# [Exercise]
Search the data for the word "Dollar" and copy every line that contains it.

━━━ The records

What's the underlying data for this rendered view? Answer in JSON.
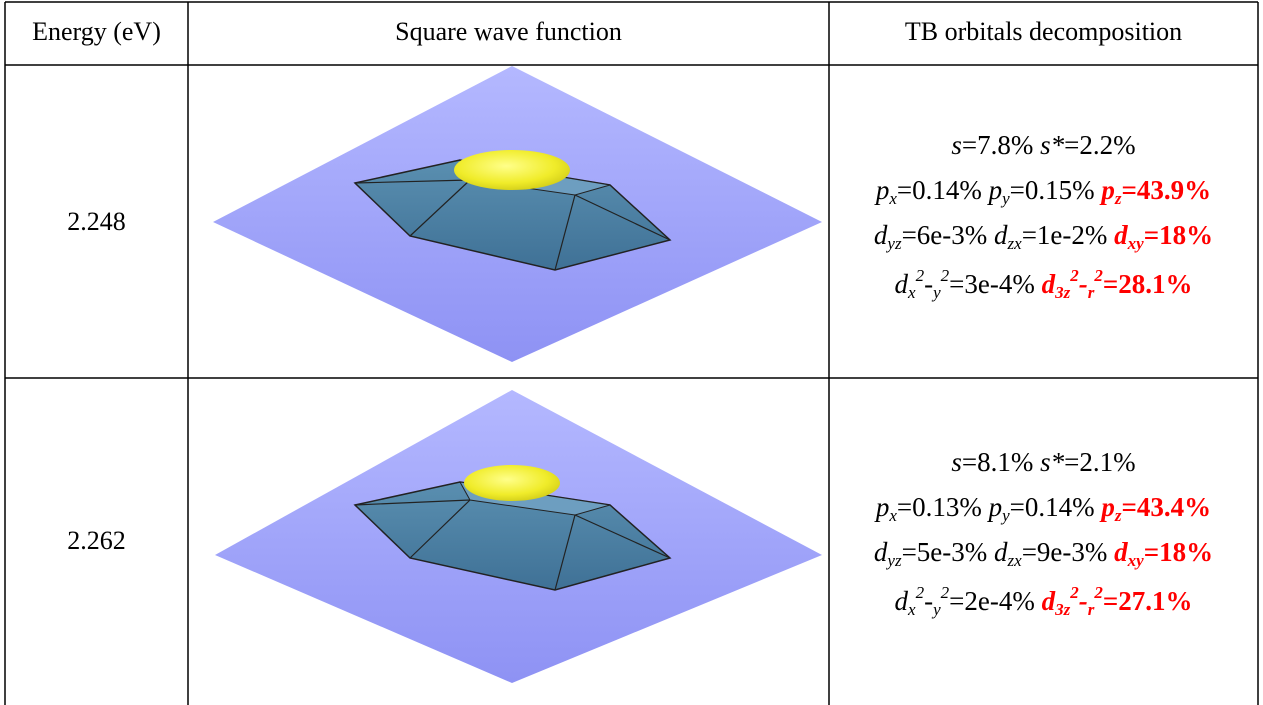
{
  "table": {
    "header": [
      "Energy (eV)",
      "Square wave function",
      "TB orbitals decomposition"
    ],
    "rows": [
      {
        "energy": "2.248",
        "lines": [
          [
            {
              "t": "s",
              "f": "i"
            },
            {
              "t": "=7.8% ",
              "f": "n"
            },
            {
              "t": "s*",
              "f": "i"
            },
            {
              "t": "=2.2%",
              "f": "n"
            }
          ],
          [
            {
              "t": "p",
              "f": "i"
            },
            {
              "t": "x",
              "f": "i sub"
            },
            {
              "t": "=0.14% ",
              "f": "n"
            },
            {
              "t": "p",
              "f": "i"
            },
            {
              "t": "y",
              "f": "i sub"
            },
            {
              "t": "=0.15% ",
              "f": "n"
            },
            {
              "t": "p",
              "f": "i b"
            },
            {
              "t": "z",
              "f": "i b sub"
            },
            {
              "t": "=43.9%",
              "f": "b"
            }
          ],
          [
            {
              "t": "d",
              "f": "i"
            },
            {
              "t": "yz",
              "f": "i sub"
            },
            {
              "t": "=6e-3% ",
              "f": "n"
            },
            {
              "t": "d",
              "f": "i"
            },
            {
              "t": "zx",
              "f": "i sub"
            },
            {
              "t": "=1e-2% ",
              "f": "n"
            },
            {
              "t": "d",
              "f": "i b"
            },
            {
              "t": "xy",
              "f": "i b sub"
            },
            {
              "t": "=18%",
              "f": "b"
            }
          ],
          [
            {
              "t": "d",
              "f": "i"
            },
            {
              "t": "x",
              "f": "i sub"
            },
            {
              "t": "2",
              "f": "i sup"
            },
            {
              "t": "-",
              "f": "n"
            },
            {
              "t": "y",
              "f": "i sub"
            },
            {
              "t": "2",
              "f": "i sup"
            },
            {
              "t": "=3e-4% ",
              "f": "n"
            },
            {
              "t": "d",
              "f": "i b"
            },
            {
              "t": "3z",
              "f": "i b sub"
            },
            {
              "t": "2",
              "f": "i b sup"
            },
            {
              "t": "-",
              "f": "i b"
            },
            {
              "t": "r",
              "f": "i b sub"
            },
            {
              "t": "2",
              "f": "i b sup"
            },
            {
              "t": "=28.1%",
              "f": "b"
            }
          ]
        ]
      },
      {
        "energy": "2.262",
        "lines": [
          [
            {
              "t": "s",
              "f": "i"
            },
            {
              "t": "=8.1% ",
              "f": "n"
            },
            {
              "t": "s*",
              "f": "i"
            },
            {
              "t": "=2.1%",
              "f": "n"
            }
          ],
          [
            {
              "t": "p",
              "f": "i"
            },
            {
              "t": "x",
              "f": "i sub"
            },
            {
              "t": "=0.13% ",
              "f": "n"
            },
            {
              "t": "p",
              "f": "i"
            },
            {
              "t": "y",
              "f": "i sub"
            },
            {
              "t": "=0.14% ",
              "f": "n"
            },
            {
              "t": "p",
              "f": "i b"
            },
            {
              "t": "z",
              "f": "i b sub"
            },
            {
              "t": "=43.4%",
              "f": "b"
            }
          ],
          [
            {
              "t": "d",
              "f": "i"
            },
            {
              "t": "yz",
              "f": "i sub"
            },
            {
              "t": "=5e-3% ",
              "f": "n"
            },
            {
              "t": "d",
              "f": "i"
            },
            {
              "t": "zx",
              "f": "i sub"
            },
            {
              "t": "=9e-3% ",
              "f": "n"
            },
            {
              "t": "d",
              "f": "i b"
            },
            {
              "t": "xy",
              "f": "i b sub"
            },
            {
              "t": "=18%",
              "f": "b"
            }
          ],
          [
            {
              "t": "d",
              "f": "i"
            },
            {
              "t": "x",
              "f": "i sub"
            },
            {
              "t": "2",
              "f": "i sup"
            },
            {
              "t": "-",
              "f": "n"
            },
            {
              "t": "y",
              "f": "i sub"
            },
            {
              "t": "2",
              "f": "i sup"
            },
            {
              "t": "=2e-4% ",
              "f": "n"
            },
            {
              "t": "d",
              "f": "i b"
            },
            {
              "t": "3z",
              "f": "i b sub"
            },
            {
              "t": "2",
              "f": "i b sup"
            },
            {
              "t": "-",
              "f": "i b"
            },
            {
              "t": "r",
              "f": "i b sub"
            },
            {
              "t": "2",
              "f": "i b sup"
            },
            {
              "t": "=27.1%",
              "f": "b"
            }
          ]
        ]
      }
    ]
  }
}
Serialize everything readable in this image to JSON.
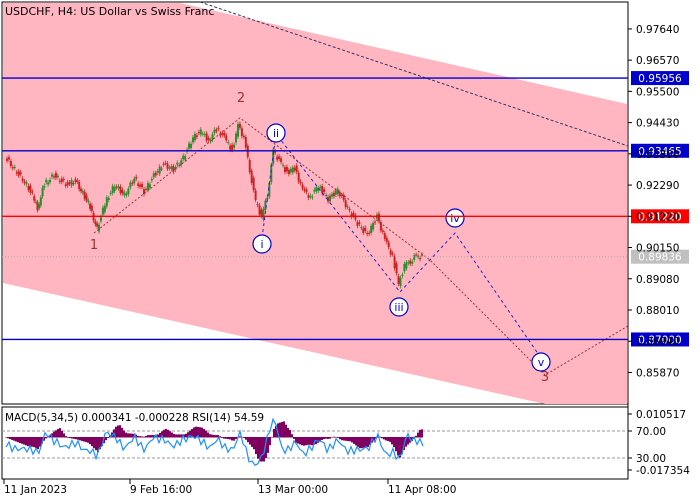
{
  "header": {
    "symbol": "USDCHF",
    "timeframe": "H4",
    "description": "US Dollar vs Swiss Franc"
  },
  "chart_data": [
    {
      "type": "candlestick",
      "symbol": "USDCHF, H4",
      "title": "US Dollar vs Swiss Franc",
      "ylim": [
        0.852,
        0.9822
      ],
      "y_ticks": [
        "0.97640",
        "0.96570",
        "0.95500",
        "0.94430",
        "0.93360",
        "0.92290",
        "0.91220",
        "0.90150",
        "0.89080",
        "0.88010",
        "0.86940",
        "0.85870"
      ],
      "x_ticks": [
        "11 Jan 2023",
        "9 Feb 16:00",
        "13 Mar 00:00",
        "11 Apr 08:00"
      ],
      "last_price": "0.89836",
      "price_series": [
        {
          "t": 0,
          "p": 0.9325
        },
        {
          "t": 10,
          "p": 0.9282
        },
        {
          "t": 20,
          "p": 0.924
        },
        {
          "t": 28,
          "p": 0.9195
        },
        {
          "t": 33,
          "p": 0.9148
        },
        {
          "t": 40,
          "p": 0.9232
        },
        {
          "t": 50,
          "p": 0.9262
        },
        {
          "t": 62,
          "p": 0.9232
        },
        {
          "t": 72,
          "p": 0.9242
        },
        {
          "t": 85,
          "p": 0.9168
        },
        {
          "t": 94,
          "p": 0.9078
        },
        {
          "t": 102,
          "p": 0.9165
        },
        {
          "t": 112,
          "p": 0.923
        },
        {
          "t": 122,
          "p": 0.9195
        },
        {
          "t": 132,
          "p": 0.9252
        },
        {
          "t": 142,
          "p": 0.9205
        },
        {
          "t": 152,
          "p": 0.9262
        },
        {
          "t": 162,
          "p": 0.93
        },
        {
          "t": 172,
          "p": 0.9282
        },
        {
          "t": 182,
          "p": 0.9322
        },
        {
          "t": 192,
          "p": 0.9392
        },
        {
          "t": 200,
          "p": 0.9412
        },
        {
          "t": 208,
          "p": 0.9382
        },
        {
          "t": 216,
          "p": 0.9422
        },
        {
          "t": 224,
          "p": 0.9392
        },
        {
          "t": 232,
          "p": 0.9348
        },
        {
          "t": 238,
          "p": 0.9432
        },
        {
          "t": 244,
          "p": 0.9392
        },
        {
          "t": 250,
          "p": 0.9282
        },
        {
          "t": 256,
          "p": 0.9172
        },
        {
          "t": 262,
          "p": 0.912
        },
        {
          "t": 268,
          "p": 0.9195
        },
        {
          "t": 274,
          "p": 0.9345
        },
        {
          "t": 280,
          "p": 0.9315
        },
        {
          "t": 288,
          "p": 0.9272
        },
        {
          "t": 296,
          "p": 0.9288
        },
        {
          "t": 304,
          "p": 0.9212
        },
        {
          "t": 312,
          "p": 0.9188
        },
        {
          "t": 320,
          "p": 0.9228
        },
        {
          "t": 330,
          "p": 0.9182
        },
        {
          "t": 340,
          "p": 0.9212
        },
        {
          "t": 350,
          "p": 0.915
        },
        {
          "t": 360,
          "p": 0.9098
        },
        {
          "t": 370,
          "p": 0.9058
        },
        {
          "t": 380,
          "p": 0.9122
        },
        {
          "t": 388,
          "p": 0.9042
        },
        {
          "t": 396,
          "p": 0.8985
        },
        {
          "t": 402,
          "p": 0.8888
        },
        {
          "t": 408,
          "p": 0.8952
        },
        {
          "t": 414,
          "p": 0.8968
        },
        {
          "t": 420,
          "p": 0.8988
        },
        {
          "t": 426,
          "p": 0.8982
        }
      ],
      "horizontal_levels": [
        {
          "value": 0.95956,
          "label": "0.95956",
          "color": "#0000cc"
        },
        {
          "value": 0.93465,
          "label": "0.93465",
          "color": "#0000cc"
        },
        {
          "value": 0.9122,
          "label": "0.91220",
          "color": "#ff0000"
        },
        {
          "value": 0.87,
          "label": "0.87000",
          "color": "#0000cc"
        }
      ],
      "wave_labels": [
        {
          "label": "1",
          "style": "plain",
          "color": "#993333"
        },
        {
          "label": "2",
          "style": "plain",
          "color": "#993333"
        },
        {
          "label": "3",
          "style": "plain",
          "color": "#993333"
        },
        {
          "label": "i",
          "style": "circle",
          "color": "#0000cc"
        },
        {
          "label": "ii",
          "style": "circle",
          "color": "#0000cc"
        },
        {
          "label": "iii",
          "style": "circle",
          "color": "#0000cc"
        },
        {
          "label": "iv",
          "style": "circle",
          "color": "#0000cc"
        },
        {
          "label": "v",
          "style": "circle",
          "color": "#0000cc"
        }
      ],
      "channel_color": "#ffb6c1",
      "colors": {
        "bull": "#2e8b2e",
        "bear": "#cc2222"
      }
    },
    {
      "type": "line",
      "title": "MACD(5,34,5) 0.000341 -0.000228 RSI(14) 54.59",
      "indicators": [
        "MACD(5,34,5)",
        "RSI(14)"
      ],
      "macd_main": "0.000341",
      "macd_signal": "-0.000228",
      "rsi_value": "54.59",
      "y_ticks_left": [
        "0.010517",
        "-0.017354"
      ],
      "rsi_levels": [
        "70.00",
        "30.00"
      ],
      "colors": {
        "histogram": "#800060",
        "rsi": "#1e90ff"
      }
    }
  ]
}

━━━━━━

# [Output of the task]
    "description": "US Dollar vs Swiss Franc"
      "title": "US Dollar vs Swiss Franc",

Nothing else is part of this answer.